### PROBLEM REQUIREMENTS
In the entries below, count every line containing "MINI". Reply with the number alone.

Structured figure records:
________________
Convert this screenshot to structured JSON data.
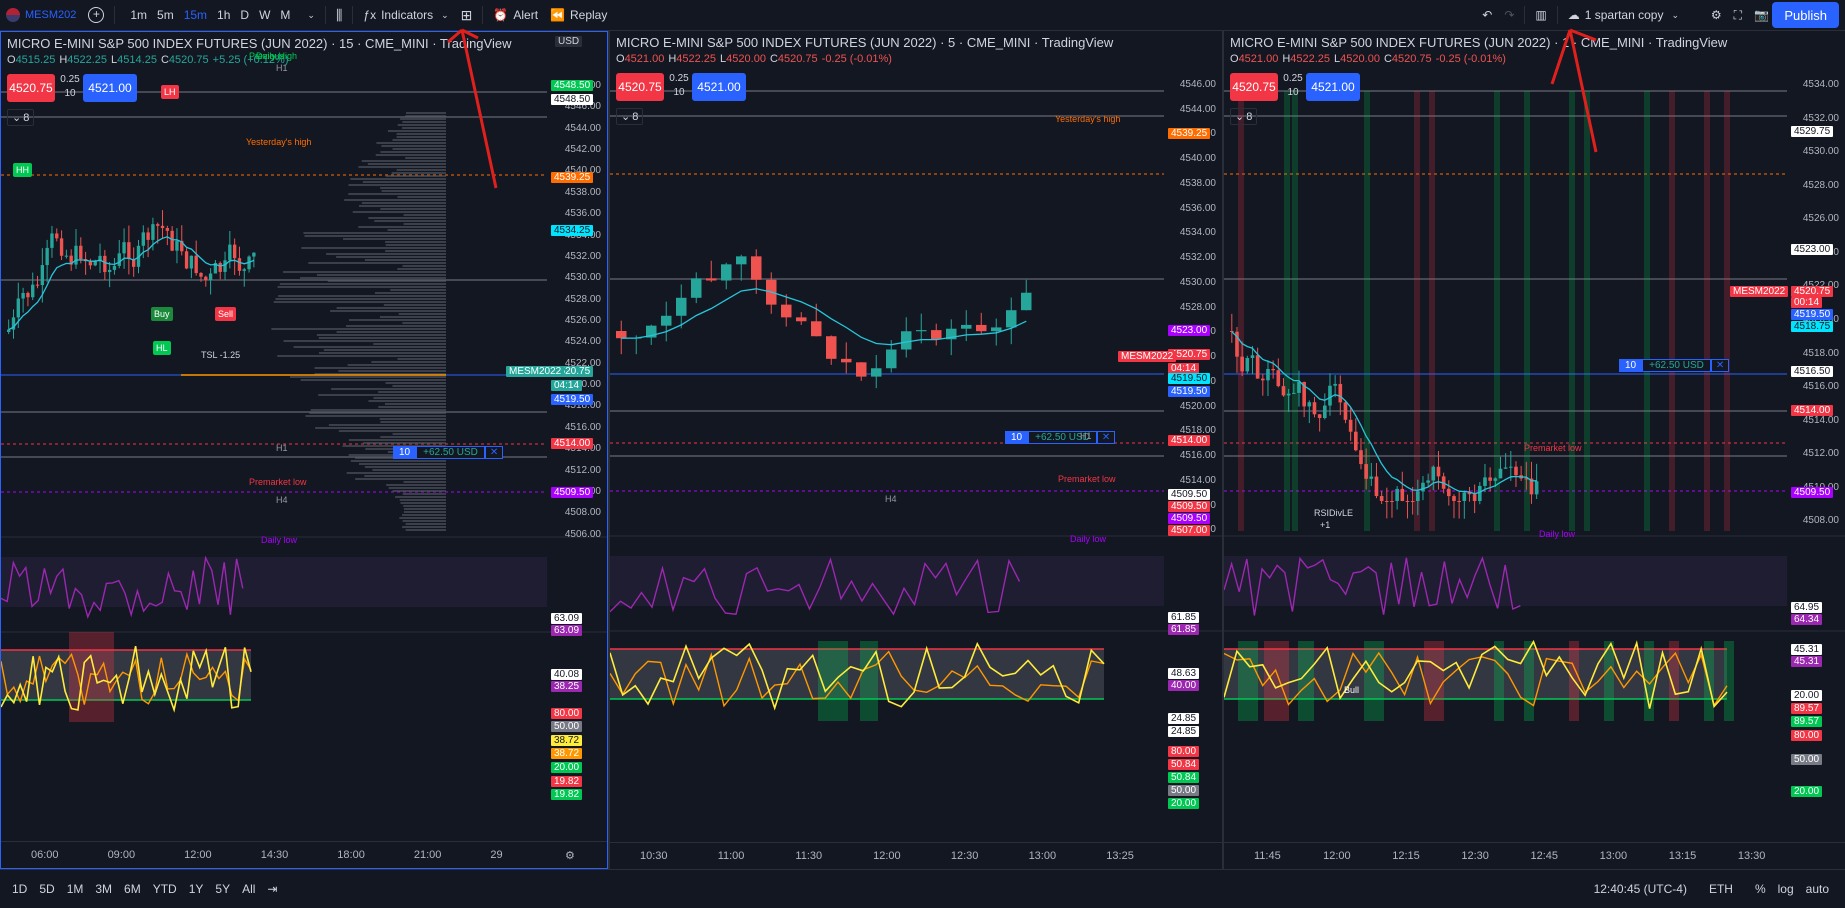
{
  "topbar": {
    "symbol": "MESM202",
    "timeframes": [
      "1m",
      "5m",
      "15m",
      "1h",
      "D",
      "W",
      "M"
    ],
    "active_timeframe": "15m",
    "indicators_label": "Indicators",
    "alert_label": "Alert",
    "replay_label": "Replay",
    "layout_name": "1 spartan copy",
    "publish_label": "Publish"
  },
  "panels": [
    {
      "title": "MICRO E-MINI S&P 500 INDEX FUTURES (JUN 2022) · 15 · CME_MINI · TradingView",
      "ohlc": {
        "o": "4515.25",
        "h": "4522.25",
        "l": "4514.25",
        "c": "4520.75",
        "chg": "+5.25 (+0.12%)"
      },
      "sell_price": "4520.75",
      "buy_price": "4521.00",
      "spread_top": "0.25",
      "spread_qty": "10",
      "bar_count": "8",
      "currency": "USD",
      "prices": [
        "4548.00",
        "4546.00",
        "4544.00",
        "4542.00",
        "4540.00",
        "4538.00",
        "4536.00",
        "4534.00",
        "4532.00",
        "4530.00",
        "4528.00",
        "4526.00",
        "4524.00",
        "4522.00",
        "4520.00",
        "4518.00",
        "4516.00",
        "4514.00",
        "4512.00",
        "4510.00",
        "4508.00",
        "4506.00"
      ],
      "tags": [
        {
          "text": "4548.50",
          "color": "#00c853"
        },
        {
          "text": "4548.50",
          "color": "#ffffff"
        },
        {
          "text": "4539.25",
          "color": "#ff6d00"
        },
        {
          "text": "4534.25",
          "color": "#00e5ff"
        },
        {
          "text": "4520.75",
          "color": "#26a69a"
        },
        {
          "text": "04:14",
          "color": "#26a69a"
        },
        {
          "text": "4519.50",
          "color": "#2962ff"
        },
        {
          "text": "4514.00",
          "color": "#f23645"
        },
        {
          "text": "4509.50",
          "color": "#aa00ff"
        }
      ],
      "symbol_tag": "MESM2022",
      "position": {
        "qty": "10",
        "pnl": "+62.50 USD"
      },
      "line_labels": {
        "daily_high": "Daily High",
        "prev_day": "Previous",
        "yesterday_high": "Yesterday's high",
        "h1a": "H1",
        "h1b": "H1",
        "h4": "H4",
        "premarket_low": "Premarket low",
        "daily_low": "Daily low"
      },
      "signals": {
        "hh": "HH",
        "lh": "LH",
        "hl": "HL",
        "buy": "Buy",
        "tsl": "TSL -1.25",
        "sell_mark": "Sell"
      },
      "rsi_vals": [
        "63.09",
        "63.09",
        "40.08",
        "38.25"
      ],
      "osc_vals": [
        {
          "text": "80.00",
          "color": "#f23645"
        },
        {
          "text": "50.00",
          "color": "#787b86"
        },
        {
          "text": "38.72",
          "color": "#ffeb3b"
        },
        {
          "text": "38.72",
          "color": "#ff9800"
        },
        {
          "text": "20.00",
          "color": "#00c853"
        },
        {
          "text": "19.82",
          "color": "#f23645"
        },
        {
          "text": "19.82",
          "color": "#00c853"
        }
      ],
      "times": [
        "06:00",
        "09:00",
        "12:00",
        "14:30",
        "18:00",
        "21:00",
        "29"
      ]
    },
    {
      "title": "MICRO E-MINI S&P 500 INDEX FUTURES (JUN 2022) · 5 · CME_MINI · TradingView",
      "ohlc": {
        "o": "4521.00",
        "h": "4522.25",
        "l": "4520.00",
        "c": "4520.75",
        "chg": "-0.25 (-0.01%)"
      },
      "sell_price": "4520.75",
      "buy_price": "4521.00",
      "spread_top": "0.25",
      "spread_qty": "10",
      "bar_count": "8",
      "prices": [
        "4546.00",
        "4544.00",
        "4542.00",
        "4540.00",
        "4538.00",
        "4536.00",
        "4534.00",
        "4532.00",
        "4530.00",
        "4528.00",
        "4526.00",
        "4524.00",
        "4522.00",
        "4520.00",
        "4518.00",
        "4516.00",
        "4514.00",
        "4512.00",
        "4510.00"
      ],
      "tags": [
        {
          "text": "4539.25",
          "color": "#ff6d00"
        },
        {
          "text": "4523.00",
          "color": "#aa00ff"
        },
        {
          "text": "4520.75",
          "color": "#f23645"
        },
        {
          "text": "04:14",
          "color": "#f23645"
        },
        {
          "text": "4519.50",
          "color": "#00e5ff"
        },
        {
          "text": "4519.50",
          "color": "#2962ff"
        },
        {
          "text": "4514.00",
          "color": "#f23645"
        },
        {
          "text": "4509.50",
          "color": "#ffffff"
        },
        {
          "text": "4509.50",
          "color": "#f23645"
        },
        {
          "text": "4509.50",
          "color": "#aa00ff"
        },
        {
          "text": "4507.00",
          "color": "#f23645"
        }
      ],
      "symbol_tag": "MESM2022",
      "position": {
        "qty": "10",
        "pnl": "+62.50 USD"
      },
      "line_labels": {
        "yesterday_high": "Yesterday's high",
        "h1": "H1",
        "h4": "H4",
        "premarket_low": "Premarket low",
        "daily_low": "Daily low",
        "top_h1": "H1"
      },
      "rsi_vals": [
        "61.85",
        "61.85",
        "48.63",
        "40.00"
      ],
      "osc_vals": [
        {
          "text": "24.85",
          "color": "#ffffff"
        },
        {
          "text": "24.85",
          "color": "#ffffff"
        },
        {
          "text": "80.00",
          "color": "#f23645"
        },
        {
          "text": "50.84",
          "color": "#f23645"
        },
        {
          "text": "50.84",
          "color": "#00c853"
        },
        {
          "text": "50.00",
          "color": "#787b86"
        },
        {
          "text": "20.00",
          "color": "#00c853"
        }
      ],
      "times": [
        "10:30",
        "11:00",
        "11:30",
        "12:00",
        "12:30",
        "13:00",
        "13:25"
      ]
    },
    {
      "title": "MICRO E-MINI S&P 500 INDEX FUTURES (JUN 2022) · 1 · CME_MINI · TradingView",
      "ohlc": {
        "o": "4521.00",
        "h": "4522.25",
        "l": "4520.00",
        "c": "4520.75",
        "chg": "-0.25 (-0.01%)"
      },
      "sell_price": "4520.75",
      "buy_price": "4521.00",
      "spread_top": "0.25",
      "spread_qty": "10",
      "bar_count": "8",
      "prices": [
        "4534.00",
        "4532.00",
        "4530.00",
        "4528.00",
        "4526.00",
        "4524.00",
        "4522.00",
        "4520.00",
        "4518.00",
        "4516.00",
        "4514.00",
        "4512.00",
        "4510.00",
        "4508.00"
      ],
      "tags": [
        {
          "text": "4529.75",
          "color": "#ffffff"
        },
        {
          "text": "4523.00",
          "color": "#ffffff"
        },
        {
          "text": "4520.75",
          "color": "#f23645"
        },
        {
          "text": "00:14",
          "color": "#f23645"
        },
        {
          "text": "4519.50",
          "color": "#2962ff"
        },
        {
          "text": "4518.75",
          "color": "#00e5ff"
        },
        {
          "text": "4516.50",
          "color": "#ffffff"
        },
        {
          "text": "4514.00",
          "color": "#f23645"
        },
        {
          "text": "4509.50",
          "color": "#aa00ff"
        }
      ],
      "symbol_tag": "MESM2022",
      "position": {
        "qty": "10",
        "pnl": "+62.50 USD"
      },
      "line_labels": {
        "premarket_low": "Premarket low",
        "daily_low": "Daily low",
        "rsidivle": "RSIDivLE",
        "rsidiv_n": "+1",
        "bull": "Bull"
      },
      "rsi_vals": [
        "64.95",
        "64.34",
        "45.31",
        "45.31",
        "20.00"
      ],
      "osc_vals": [
        {
          "text": "89.57",
          "color": "#f23645"
        },
        {
          "text": "89.57",
          "color": "#00c853"
        },
        {
          "text": "80.00",
          "color": "#f23645"
        },
        {
          "text": "50.00",
          "color": "#787b86"
        },
        {
          "text": "20.00",
          "color": "#00c853"
        }
      ],
      "times": [
        "11:45",
        "12:00",
        "12:15",
        "12:30",
        "12:45",
        "13:00",
        "13:15",
        "13:30"
      ]
    }
  ],
  "bottombar": {
    "ranges": [
      "1D",
      "5D",
      "1M",
      "3M",
      "6M",
      "YTD",
      "1Y",
      "5Y",
      "All"
    ],
    "clock": "12:40:45 (UTC-4)",
    "session": "ETH",
    "pct": "%",
    "log": "log",
    "auto": "auto"
  },
  "colors": {
    "bg": "#131722",
    "up": "#26a69a",
    "down": "#ef5350",
    "accent": "#2962ff",
    "ema": "#26c6da",
    "rsi": "#9c27b0",
    "osc_fast": "#ffeb3b",
    "osc_slow": "#ff9800"
  }
}
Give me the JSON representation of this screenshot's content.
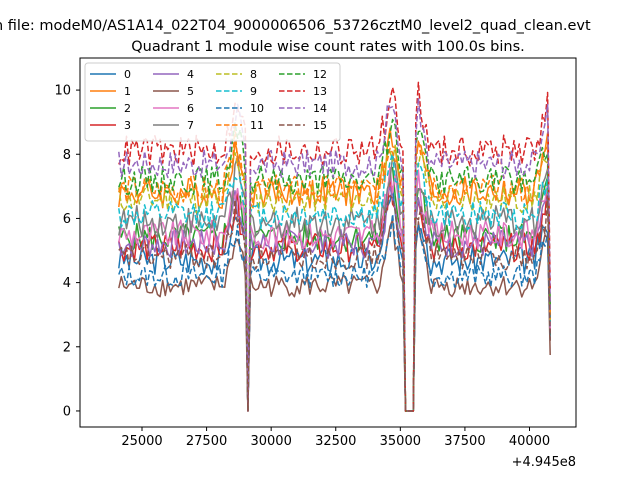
{
  "chart_data": {
    "type": "line",
    "suptitle": "n file: modeM0/AS1A14_022T04_9000006506_53726cztM0_level2_quad_clean.evt",
    "title": "Quadrant 1 module wise count rates with 100.0s bins.",
    "xlabel": "",
    "ylabel": "",
    "x_offset_label": "+4.945e8",
    "xlim": [
      22600,
      41800
    ],
    "ylim": [
      -0.5,
      11.0
    ],
    "x_ticks": [
      25000,
      27500,
      30000,
      32500,
      35000,
      37500,
      40000
    ],
    "x_tick_labels": [
      "25000",
      "27500",
      "30000",
      "32500",
      "35000",
      "37500",
      "40000"
    ],
    "y_ticks": [
      0,
      2,
      4,
      6,
      8,
      10
    ],
    "y_tick_labels": [
      "0",
      "2",
      "4",
      "6",
      "8",
      "10"
    ],
    "grid": false,
    "legend_position": "upper-left",
    "x_range": [
      24100,
      40800
    ],
    "bin": 100,
    "gaps": [
      {
        "start": 29050,
        "end": 29150,
        "drop_to": 0.0
      },
      {
        "start": 35150,
        "end": 35550,
        "drop_to": 0.0
      }
    ],
    "gap_peaks": [
      {
        "x": 28650,
        "rise": 1.5
      },
      {
        "x": 34650,
        "rise": 1.9
      },
      {
        "x": 35700,
        "rise": 1.6
      },
      {
        "x": 40700,
        "rise": 1.5
      }
    ],
    "series": [
      {
        "name": "0",
        "color": "#1f77b4",
        "dash": false,
        "level": 4.7,
        "noise": 0.45
      },
      {
        "name": "1",
        "color": "#ff7f0e",
        "dash": false,
        "level": 6.8,
        "noise": 0.5
      },
      {
        "name": "2",
        "color": "#2ca02c",
        "dash": false,
        "level": 5.4,
        "noise": 0.45
      },
      {
        "name": "3",
        "color": "#d62728",
        "dash": false,
        "level": 5.1,
        "noise": 0.45
      },
      {
        "name": "4",
        "color": "#9467bd",
        "dash": false,
        "level": 5.2,
        "noise": 0.45
      },
      {
        "name": "5",
        "color": "#8c564b",
        "dash": false,
        "level": 3.9,
        "noise": 0.35
      },
      {
        "name": "6",
        "color": "#e377c2",
        "dash": false,
        "level": 5.5,
        "noise": 0.45
      },
      {
        "name": "7",
        "color": "#7f7f7f",
        "dash": false,
        "level": 5.9,
        "noise": 0.5
      },
      {
        "name": "8",
        "color": "#bcbd22",
        "dash": true,
        "level": 6.6,
        "noise": 0.45
      },
      {
        "name": "9",
        "color": "#17becf",
        "dash": true,
        "level": 6.1,
        "noise": 0.45
      },
      {
        "name": "10",
        "color": "#1f77b4",
        "dash": true,
        "level": 4.2,
        "noise": 0.35
      },
      {
        "name": "11",
        "color": "#ff7f0e",
        "dash": true,
        "level": 6.9,
        "noise": 0.45
      },
      {
        "name": "12",
        "color": "#2ca02c",
        "dash": true,
        "level": 7.2,
        "noise": 0.45
      },
      {
        "name": "13",
        "color": "#d62728",
        "dash": true,
        "level": 8.1,
        "noise": 0.5
      },
      {
        "name": "14",
        "color": "#9467bd",
        "dash": true,
        "level": 7.7,
        "noise": 0.45
      },
      {
        "name": "15",
        "color": "#8c564b",
        "dash": true,
        "level": 4.8,
        "noise": 0.4
      }
    ]
  }
}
________________
### OUTPUT OF THE TASK
3